[Figure record extracts]
- - -

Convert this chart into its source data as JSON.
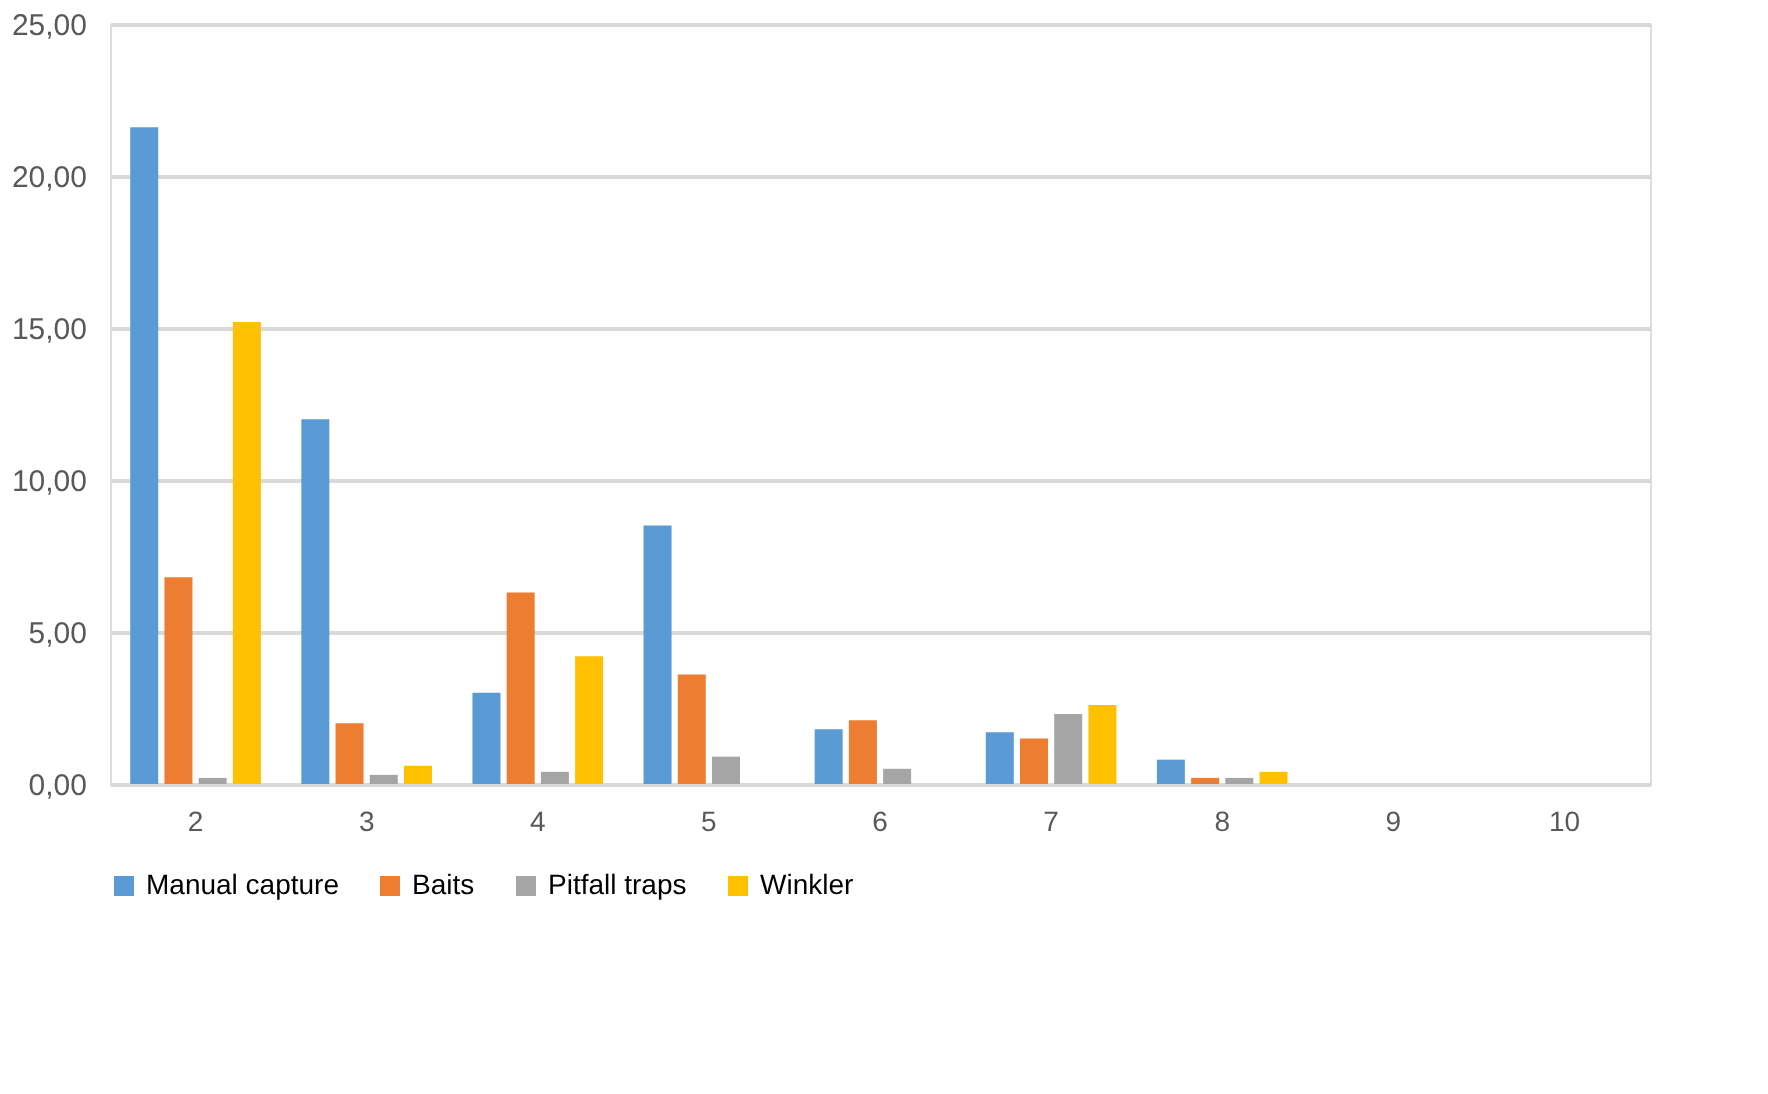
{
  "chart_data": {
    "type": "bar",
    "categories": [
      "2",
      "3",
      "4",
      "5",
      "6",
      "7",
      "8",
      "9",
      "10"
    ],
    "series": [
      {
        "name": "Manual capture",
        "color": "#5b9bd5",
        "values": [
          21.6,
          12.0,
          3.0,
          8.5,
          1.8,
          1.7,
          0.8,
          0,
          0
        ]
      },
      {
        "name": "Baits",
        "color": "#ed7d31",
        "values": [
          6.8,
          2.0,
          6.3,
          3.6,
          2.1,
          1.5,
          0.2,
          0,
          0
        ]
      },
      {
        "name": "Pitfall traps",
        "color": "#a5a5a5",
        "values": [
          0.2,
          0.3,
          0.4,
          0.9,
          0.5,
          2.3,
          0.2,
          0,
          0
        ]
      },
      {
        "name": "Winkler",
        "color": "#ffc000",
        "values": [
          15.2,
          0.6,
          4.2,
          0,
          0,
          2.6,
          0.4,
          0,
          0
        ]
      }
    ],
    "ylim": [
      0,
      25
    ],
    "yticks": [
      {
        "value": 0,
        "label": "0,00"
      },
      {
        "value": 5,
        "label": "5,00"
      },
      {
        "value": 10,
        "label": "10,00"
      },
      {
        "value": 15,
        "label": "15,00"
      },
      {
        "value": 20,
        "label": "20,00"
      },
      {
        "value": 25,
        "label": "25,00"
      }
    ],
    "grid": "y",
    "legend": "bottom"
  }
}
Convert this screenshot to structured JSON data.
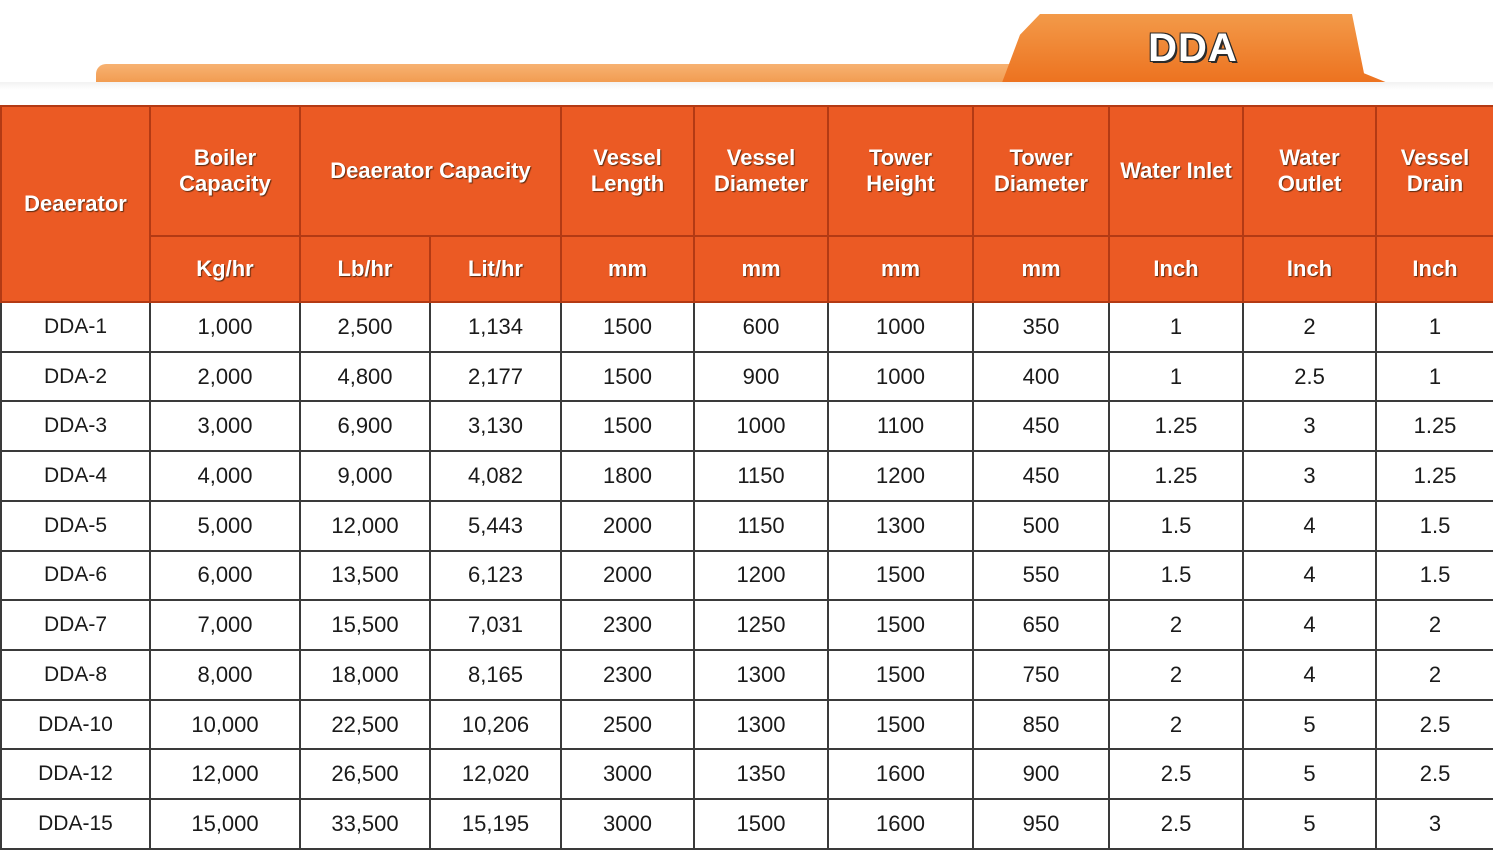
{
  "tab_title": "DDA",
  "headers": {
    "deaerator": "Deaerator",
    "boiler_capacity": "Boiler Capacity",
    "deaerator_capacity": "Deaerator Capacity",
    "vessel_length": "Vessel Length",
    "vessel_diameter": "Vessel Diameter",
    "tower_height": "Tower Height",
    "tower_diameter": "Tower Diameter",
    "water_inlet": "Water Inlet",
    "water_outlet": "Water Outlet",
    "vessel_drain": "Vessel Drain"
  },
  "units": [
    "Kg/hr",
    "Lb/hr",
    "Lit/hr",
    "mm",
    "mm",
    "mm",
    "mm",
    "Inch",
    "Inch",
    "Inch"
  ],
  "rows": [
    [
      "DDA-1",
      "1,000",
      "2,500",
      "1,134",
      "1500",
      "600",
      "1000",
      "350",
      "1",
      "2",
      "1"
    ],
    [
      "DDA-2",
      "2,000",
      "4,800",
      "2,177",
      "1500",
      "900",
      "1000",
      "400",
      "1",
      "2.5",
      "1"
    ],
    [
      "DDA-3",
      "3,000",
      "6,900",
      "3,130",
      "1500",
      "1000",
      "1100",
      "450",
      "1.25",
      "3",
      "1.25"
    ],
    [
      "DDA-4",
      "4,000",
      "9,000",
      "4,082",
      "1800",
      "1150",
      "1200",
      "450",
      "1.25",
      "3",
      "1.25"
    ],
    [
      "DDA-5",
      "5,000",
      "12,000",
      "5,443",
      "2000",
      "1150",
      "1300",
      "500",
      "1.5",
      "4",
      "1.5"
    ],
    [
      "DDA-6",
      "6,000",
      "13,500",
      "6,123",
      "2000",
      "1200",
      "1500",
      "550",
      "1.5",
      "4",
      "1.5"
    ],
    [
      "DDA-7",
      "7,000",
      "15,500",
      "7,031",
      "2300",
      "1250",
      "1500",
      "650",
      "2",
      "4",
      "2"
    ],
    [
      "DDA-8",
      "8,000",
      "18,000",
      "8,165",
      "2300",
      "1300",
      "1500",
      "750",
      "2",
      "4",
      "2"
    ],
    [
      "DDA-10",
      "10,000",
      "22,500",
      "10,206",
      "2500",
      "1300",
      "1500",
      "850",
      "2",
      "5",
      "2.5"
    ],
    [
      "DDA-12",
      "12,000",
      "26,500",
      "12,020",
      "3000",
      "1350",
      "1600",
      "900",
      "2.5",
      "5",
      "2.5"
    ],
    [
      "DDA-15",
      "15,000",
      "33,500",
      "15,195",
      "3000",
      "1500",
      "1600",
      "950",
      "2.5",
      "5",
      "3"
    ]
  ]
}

- - -

> [Written request]: Transcribe each entry above exactly, apart from the pictures.

> [Response to this exercise]:
Convert this chart into its source data as JSON.
{
  "chart_data": {
    "type": "bar",
    "categories": [
      "2",
      "3",
      "4",
      "5",
      "6",
      "7",
      "8",
      "9",
      "10"
    ],
    "series": [
      {
        "name": "Manual capture",
        "color": "#5b9bd5",
        "values": [
          21.6,
          12.0,
          3.0,
          8.5,
          1.8,
          1.7,
          0.8,
          0,
          0
        ]
      },
      {
        "name": "Baits",
        "color": "#ed7d31",
        "values": [
          6.8,
          2.0,
          6.3,
          3.6,
          2.1,
          1.5,
          0.2,
          0,
          0
        ]
      },
      {
        "name": "Pitfall traps",
        "color": "#a5a5a5",
        "values": [
          0.2,
          0.3,
          0.4,
          0.9,
          0.5,
          2.3,
          0.2,
          0,
          0
        ]
      },
      {
        "name": "Winkler",
        "color": "#ffc000",
        "values": [
          15.2,
          0.6,
          4.2,
          0,
          0,
          2.6,
          0.4,
          0,
          0
        ]
      }
    ],
    "ylim": [
      0,
      25
    ],
    "yticks": [
      {
        "value": 0,
        "label": "0,00"
      },
      {
        "value": 5,
        "label": "5,00"
      },
      {
        "value": 10,
        "label": "10,00"
      },
      {
        "value": 15,
        "label": "15,00"
      },
      {
        "value": 20,
        "label": "20,00"
      },
      {
        "value": 25,
        "label": "25,00"
      }
    ],
    "grid": "y",
    "legend": "bottom"
  }
}
Convert this screenshot to structured JSON data.
{
  "tab_title": "DDA",
  "headers": {
    "deaerator": "Deaerator",
    "boiler_capacity": "Boiler Capacity",
    "deaerator_capacity": "Deaerator Capacity",
    "vessel_length": "Vessel Length",
    "vessel_diameter": "Vessel Diameter",
    "tower_height": "Tower Height",
    "tower_diameter": "Tower Diameter",
    "water_inlet": "Water Inlet",
    "water_outlet": "Water Outlet",
    "vessel_drain": "Vessel Drain"
  },
  "units": [
    "Kg/hr",
    "Lb/hr",
    "Lit/hr",
    "mm",
    "mm",
    "mm",
    "mm",
    "Inch",
    "Inch",
    "Inch"
  ],
  "rows": [
    [
      "DDA-1",
      "1,000",
      "2,500",
      "1,134",
      "1500",
      "600",
      "1000",
      "350",
      "1",
      "2",
      "1"
    ],
    [
      "DDA-2",
      "2,000",
      "4,800",
      "2,177",
      "1500",
      "900",
      "1000",
      "400",
      "1",
      "2.5",
      "1"
    ],
    [
      "DDA-3",
      "3,000",
      "6,900",
      "3,130",
      "1500",
      "1000",
      "1100",
      "450",
      "1.25",
      "3",
      "1.25"
    ],
    [
      "DDA-4",
      "4,000",
      "9,000",
      "4,082",
      "1800",
      "1150",
      "1200",
      "450",
      "1.25",
      "3",
      "1.25"
    ],
    [
      "DDA-5",
      "5,000",
      "12,000",
      "5,443",
      "2000",
      "1150",
      "1300",
      "500",
      "1.5",
      "4",
      "1.5"
    ],
    [
      "DDA-6",
      "6,000",
      "13,500",
      "6,123",
      "2000",
      "1200",
      "1500",
      "550",
      "1.5",
      "4",
      "1.5"
    ],
    [
      "DDA-7",
      "7,000",
      "15,500",
      "7,031",
      "2300",
      "1250",
      "1500",
      "650",
      "2",
      "4",
      "2"
    ],
    [
      "DDA-8",
      "8,000",
      "18,000",
      "8,165",
      "2300",
      "1300",
      "1500",
      "750",
      "2",
      "4",
      "2"
    ],
    [
      "DDA-10",
      "10,000",
      "22,500",
      "10,206",
      "2500",
      "1300",
      "1500",
      "850",
      "2",
      "5",
      "2.5"
    ],
    [
      "DDA-12",
      "12,000",
      "26,500",
      "12,020",
      "3000",
      "1350",
      "1600",
      "900",
      "2.5",
      "5",
      "2.5"
    ],
    [
      "DDA-15",
      "15,000",
      "33,500",
      "15,195",
      "3000",
      "1500",
      "1600",
      "950",
      "2.5",
      "5",
      "3"
    ]
  ]
}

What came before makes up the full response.